begin

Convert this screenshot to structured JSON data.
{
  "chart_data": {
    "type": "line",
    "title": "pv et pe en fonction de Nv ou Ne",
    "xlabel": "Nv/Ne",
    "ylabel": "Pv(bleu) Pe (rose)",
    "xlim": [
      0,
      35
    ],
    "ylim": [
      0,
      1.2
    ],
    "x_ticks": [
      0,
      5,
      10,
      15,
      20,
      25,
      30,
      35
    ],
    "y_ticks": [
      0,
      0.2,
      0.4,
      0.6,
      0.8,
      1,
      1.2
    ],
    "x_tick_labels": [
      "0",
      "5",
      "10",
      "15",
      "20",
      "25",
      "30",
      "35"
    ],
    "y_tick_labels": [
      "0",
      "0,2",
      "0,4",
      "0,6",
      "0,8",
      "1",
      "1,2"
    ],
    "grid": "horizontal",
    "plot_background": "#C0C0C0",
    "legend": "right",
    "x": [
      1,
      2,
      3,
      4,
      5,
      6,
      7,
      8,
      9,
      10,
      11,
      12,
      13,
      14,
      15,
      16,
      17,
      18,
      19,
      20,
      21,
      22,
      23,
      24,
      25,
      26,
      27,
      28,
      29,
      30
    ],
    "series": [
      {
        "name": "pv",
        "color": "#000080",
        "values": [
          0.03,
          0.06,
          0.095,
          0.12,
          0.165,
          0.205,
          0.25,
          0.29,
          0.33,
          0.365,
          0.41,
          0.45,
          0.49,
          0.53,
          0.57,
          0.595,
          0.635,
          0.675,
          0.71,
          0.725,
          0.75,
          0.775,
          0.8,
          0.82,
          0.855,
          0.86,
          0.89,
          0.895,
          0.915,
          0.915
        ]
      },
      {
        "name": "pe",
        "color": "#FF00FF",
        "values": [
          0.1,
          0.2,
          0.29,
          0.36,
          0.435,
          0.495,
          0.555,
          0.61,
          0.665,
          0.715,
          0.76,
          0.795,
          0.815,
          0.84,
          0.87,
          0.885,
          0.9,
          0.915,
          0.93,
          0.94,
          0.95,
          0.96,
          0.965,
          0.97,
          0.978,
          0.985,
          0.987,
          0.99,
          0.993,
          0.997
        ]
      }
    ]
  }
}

end

Task brief =>
Retype the records above exactly.

Problem solution =>
Convert this screenshot to structured JSON data.
{
  "chart_data": {
    "type": "line",
    "title": "pv et pe en fonction de Nv ou Ne",
    "xlabel": "Nv/Ne",
    "ylabel": "Pv(bleu) Pe (rose)",
    "xlim": [
      0,
      35
    ],
    "ylim": [
      0,
      1.2
    ],
    "x_ticks": [
      0,
      5,
      10,
      15,
      20,
      25,
      30,
      35
    ],
    "y_ticks": [
      0,
      0.2,
      0.4,
      0.6,
      0.8,
      1,
      1.2
    ],
    "x_tick_labels": [
      "0",
      "5",
      "10",
      "15",
      "20",
      "25",
      "30",
      "35"
    ],
    "y_tick_labels": [
      "0",
      "0,2",
      "0,4",
      "0,6",
      "0,8",
      "1",
      "1,2"
    ],
    "grid": "horizontal",
    "plot_background": "#C0C0C0",
    "legend": "right",
    "x": [
      1,
      2,
      3,
      4,
      5,
      6,
      7,
      8,
      9,
      10,
      11,
      12,
      13,
      14,
      15,
      16,
      17,
      18,
      19,
      20,
      21,
      22,
      23,
      24,
      25,
      26,
      27,
      28,
      29,
      30
    ],
    "series": [
      {
        "name": "pv",
        "color": "#000080",
        "values": [
          0.03,
          0.06,
          0.095,
          0.12,
          0.165,
          0.205,
          0.25,
          0.29,
          0.33,
          0.365,
          0.41,
          0.45,
          0.49,
          0.53,
          0.57,
          0.595,
          0.635,
          0.675,
          0.71,
          0.725,
          0.75,
          0.775,
          0.8,
          0.82,
          0.855,
          0.86,
          0.89,
          0.895,
          0.915,
          0.915
        ]
      },
      {
        "name": "pe",
        "color": "#FF00FF",
        "values": [
          0.1,
          0.2,
          0.29,
          0.36,
          0.435,
          0.495,
          0.555,
          0.61,
          0.665,
          0.715,
          0.76,
          0.795,
          0.815,
          0.84,
          0.87,
          0.885,
          0.9,
          0.915,
          0.93,
          0.94,
          0.95,
          0.96,
          0.965,
          0.97,
          0.978,
          0.985,
          0.987,
          0.99,
          0.993,
          0.997
        ]
      }
    ]
  }
}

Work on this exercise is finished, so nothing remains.